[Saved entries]
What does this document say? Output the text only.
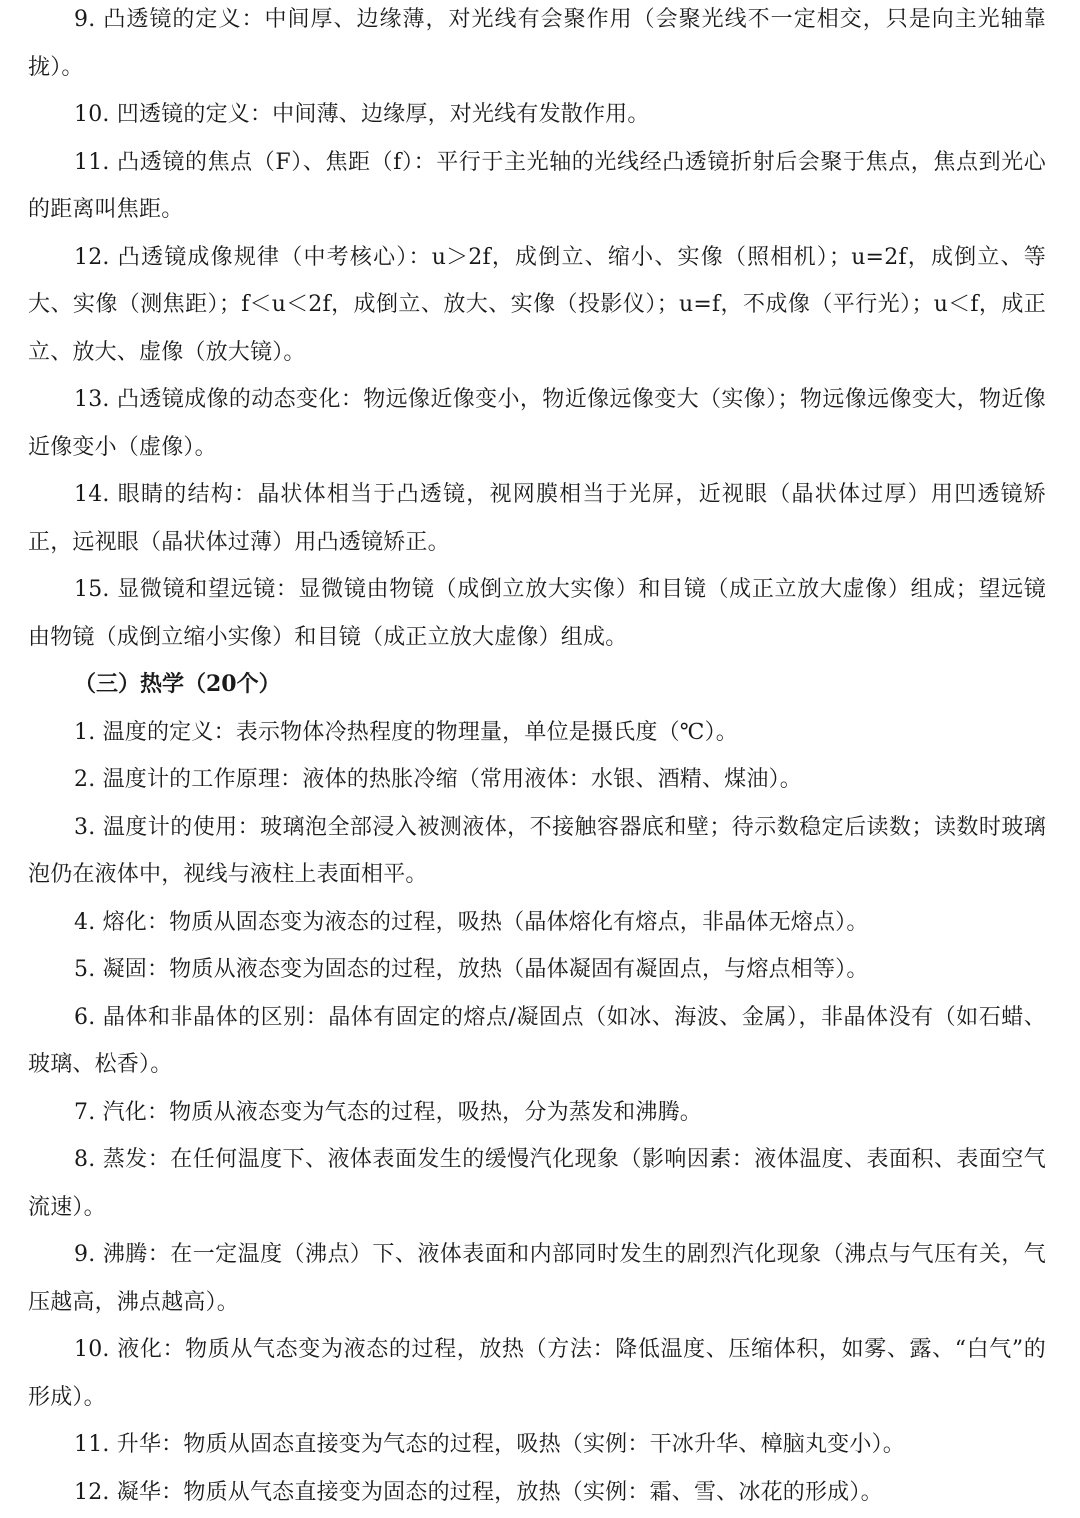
9. 凸透镜的定义：中间厚、边缘薄，对光线有会聚作用（会聚光线不一定相交，只是向主光轴靠拢）。

10. 凹透镜的定义：中间薄、边缘厚，对光线有发散作用。

11. 凸透镜的焦点（F）、焦距（f）：平行于主光轴的光线经凸透镜折射后会聚于焦点，焦点到光心的距离叫焦距。

12. 凸透镜成像规律（中考核心）：u＞2f，成倒立、缩小、实像（照相机）；u=2f，成倒立、等大、实像（测焦距）；f＜u＜2f，成倒立、放大、实像（投影仪）；u=f，不成像（平行光）；u＜f，成正立、放大、虚像（放大镜）。

13. 凸透镜成像的动态变化：物远像近像变小，物近像远像变大（实像）；物远像远像变大，物近像近像变小（虚像）。

14. 眼睛的结构：晶状体相当于凸透镜，视网膜相当于光屏，近视眼（晶状体过厚）用凹透镜矫正，远视眼（晶状体过薄）用凸透镜矫正。

15. 显微镜和望远镜：显微镜由物镜（成倒立放大实像）和目镜（成正立放大虚像）组成；望远镜由物镜（成倒立缩小实像）和目镜（成正立放大虚像）组成。

（三）热学（20个）

1. 温度的定义：表示物体冷热程度的物理量，单位是摄氏度（℃）。

2. 温度计的工作原理：液体的热胀冷缩（常用液体：水银、酒精、煤油）。

3. 温度计的使用：玻璃泡全部浸入被测液体，不接触容器底和壁；待示数稳定后读数；读数时玻璃泡仍在液体中，视线与液柱上表面相平。

4. 熔化：物质从固态变为液态的过程，吸热（晶体熔化有熔点，非晶体无熔点）。

5. 凝固：物质从液态变为固态的过程，放热（晶体凝固有凝固点，与熔点相等）。

6. 晶体和非晶体的区别：晶体有固定的熔点/凝固点（如冰、海波、金属），非晶体没有（如石蜡、玻璃、松香）。

7. 汽化：物质从液态变为气态的过程，吸热，分为蒸发和沸腾。

8. 蒸发：在任何温度下、液体表面发生的缓慢汽化现象（影响因素：液体温度、表面积、表面空气流速）。

9. 沸腾：在一定温度（沸点）下、液体表面和内部同时发生的剧烈汽化现象（沸点与气压有关，气压越高，沸点越高）。

10. 液化：物质从气态变为液态的过程，放热（方法：降低温度、压缩体积，如雾、露、“白气”的形成）。

11. 升华：物质从固态直接变为气态的过程，吸热（实例：干冰升华、樟脑丸变小）。

12. 凝华：物质从气态直接变为固态的过程，放热（实例：霜、雪、冰花的形成）。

* **STATED EXERCISE**: Reproduce the listing exactly. Leave its pictures out.

* **COMPLETED TASK**:
What does this document say? Output the text only.
9. 凸透镜的定义：中间厚、边缘薄，对光线有会聚作用（会聚光线不一定相交，只是向主光轴靠拢）。

10. 凹透镜的定义：中间薄、边缘厚，对光线有发散作用。

11. 凸透镜的焦点（F）、焦距（f）：平行于主光轴的光线经凸透镜折射后会聚于焦点，焦点到光心的距离叫焦距。

12. 凸透镜成像规律（中考核心）：u＞2f，成倒立、缩小、实像（照相机）；u=2f，成倒立、等大、实像（测焦距）；f＜u＜2f，成倒立、放大、实像（投影仪）；u=f，不成像（平行光）；u＜f，成正立、放大、虚像（放大镜）。

13. 凸透镜成像的动态变化：物远像近像变小，物近像远像变大（实像）；物远像远像变大，物近像近像变小（虚像）。

14. 眼睛的结构：晶状体相当于凸透镜，视网膜相当于光屏，近视眼（晶状体过厚）用凹透镜矫正，远视眼（晶状体过薄）用凸透镜矫正。

15. 显微镜和望远镜：显微镜由物镜（成倒立放大实像）和目镜（成正立放大虚像）组成；望远镜由物镜（成倒立缩小实像）和目镜（成正立放大虚像）组成。

（三）热学（20个）

1. 温度的定义：表示物体冷热程度的物理量，单位是摄氏度（℃）。

2. 温度计的工作原理：液体的热胀冷缩（常用液体：水银、酒精、煤油）。

3. 温度计的使用：玻璃泡全部浸入被测液体，不接触容器底和壁；待示数稳定后读数；读数时玻璃泡仍在液体中，视线与液柱上表面相平。

4. 熔化：物质从固态变为液态的过程，吸热（晶体熔化有熔点，非晶体无熔点）。

5. 凝固：物质从液态变为固态的过程，放热（晶体凝固有凝固点，与熔点相等）。

6. 晶体和非晶体的区别：晶体有固定的熔点/凝固点（如冰、海波、金属），非晶体没有（如石蜡、玻璃、松香）。

7. 汽化：物质从液态变为气态的过程，吸热，分为蒸发和沸腾。

8. 蒸发：在任何温度下、液体表面发生的缓慢汽化现象（影响因素：液体温度、表面积、表面空气流速）。

9. 沸腾：在一定温度（沸点）下、液体表面和内部同时发生的剧烈汽化现象（沸点与气压有关，气压越高，沸点越高）。

10. 液化：物质从气态变为液态的过程，放热（方法：降低温度、压缩体积，如雾、露、“白气”的形成）。

11. 升华：物质从固态直接变为气态的过程，吸热（实例：干冰升华、樟脑丸变小）。

12. 凝华：物质从气态直接变为固态的过程，放热（实例：霜、雪、冰花的形成）。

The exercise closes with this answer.